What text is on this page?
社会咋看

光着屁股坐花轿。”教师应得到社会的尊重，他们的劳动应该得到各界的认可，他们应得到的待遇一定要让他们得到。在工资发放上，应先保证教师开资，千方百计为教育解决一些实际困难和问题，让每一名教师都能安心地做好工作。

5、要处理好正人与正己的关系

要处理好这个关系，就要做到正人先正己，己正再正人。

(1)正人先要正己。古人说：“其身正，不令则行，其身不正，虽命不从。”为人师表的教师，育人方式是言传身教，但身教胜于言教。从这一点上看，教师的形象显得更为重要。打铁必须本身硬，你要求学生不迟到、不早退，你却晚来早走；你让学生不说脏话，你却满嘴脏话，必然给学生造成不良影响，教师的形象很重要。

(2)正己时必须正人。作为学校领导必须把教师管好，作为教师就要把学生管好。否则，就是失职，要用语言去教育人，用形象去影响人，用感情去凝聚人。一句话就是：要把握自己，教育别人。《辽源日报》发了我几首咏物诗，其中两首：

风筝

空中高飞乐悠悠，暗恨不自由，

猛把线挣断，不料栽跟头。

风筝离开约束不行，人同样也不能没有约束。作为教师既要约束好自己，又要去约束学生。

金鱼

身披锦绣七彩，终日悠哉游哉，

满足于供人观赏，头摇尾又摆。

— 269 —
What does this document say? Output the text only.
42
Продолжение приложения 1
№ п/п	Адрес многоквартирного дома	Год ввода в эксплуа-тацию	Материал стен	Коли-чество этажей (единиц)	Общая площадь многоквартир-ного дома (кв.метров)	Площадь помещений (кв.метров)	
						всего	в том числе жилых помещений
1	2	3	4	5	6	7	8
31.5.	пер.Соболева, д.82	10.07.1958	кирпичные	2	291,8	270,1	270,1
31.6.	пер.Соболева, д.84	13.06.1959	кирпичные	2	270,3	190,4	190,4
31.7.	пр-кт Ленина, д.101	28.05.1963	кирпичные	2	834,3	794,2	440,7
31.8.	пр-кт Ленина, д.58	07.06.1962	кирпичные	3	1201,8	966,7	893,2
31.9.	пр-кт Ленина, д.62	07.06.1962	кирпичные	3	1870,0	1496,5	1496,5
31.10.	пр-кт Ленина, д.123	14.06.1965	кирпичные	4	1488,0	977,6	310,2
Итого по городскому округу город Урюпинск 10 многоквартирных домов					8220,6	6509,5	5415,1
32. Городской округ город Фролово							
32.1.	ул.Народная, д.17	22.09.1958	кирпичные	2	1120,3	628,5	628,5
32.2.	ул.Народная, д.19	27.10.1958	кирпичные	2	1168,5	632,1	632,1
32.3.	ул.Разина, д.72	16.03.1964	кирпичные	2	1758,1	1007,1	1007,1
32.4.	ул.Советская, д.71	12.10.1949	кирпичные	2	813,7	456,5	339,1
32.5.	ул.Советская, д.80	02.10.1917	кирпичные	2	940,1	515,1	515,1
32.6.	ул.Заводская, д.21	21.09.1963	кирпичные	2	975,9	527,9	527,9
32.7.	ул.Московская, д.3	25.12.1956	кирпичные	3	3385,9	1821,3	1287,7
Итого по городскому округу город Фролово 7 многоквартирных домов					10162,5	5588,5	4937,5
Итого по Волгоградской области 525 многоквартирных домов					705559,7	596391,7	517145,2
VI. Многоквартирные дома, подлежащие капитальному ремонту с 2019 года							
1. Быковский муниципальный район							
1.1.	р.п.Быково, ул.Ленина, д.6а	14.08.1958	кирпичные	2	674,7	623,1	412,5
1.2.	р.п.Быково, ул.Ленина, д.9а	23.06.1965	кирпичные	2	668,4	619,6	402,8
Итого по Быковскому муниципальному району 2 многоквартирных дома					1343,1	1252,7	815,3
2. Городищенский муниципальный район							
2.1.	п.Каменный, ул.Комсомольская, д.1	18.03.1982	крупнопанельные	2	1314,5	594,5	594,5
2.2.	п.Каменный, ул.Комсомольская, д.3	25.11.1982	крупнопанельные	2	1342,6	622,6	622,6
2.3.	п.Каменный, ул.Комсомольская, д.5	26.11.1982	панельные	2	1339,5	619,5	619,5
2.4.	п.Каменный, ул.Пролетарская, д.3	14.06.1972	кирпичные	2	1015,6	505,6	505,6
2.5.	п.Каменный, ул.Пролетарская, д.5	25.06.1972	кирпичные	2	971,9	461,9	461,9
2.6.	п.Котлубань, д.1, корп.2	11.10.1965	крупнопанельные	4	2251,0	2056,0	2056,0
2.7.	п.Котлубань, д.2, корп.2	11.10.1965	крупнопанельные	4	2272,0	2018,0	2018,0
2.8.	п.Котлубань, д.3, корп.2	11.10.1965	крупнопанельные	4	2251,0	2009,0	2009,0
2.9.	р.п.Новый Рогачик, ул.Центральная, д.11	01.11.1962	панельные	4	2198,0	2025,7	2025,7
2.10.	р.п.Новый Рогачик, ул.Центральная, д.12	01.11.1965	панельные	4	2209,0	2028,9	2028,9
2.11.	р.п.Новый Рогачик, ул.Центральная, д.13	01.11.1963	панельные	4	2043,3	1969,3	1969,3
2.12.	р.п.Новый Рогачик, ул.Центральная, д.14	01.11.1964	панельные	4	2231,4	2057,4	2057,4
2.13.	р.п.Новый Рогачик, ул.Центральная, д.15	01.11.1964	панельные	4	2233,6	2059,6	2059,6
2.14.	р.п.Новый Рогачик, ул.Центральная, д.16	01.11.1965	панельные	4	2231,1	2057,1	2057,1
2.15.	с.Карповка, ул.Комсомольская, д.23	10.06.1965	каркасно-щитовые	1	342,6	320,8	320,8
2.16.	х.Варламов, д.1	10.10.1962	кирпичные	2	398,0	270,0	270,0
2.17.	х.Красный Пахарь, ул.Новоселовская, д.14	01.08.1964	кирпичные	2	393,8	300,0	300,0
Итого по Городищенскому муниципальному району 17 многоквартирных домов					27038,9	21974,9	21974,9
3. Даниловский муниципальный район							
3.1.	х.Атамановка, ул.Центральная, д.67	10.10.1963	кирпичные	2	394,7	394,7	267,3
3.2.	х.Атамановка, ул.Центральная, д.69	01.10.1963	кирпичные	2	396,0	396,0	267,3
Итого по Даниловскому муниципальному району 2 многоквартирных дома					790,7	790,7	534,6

--------------------------------------------------

INSTRUCTIONS FOR THE TASK:
Every line in the data that holds "району" should be copied out.

EXERCISE SOLUTION:
Итого по Быковскому муниципальному району 2 многоквартирных дома					1343,1	1252,7	815,3
Итого по Городищенскому муниципальному району 17 многоквартирных домов					27038,9	21974,9	21974,9
Итого по Даниловскому муниципальному району 2 многоквартирных дома					790,7	790,7	534,6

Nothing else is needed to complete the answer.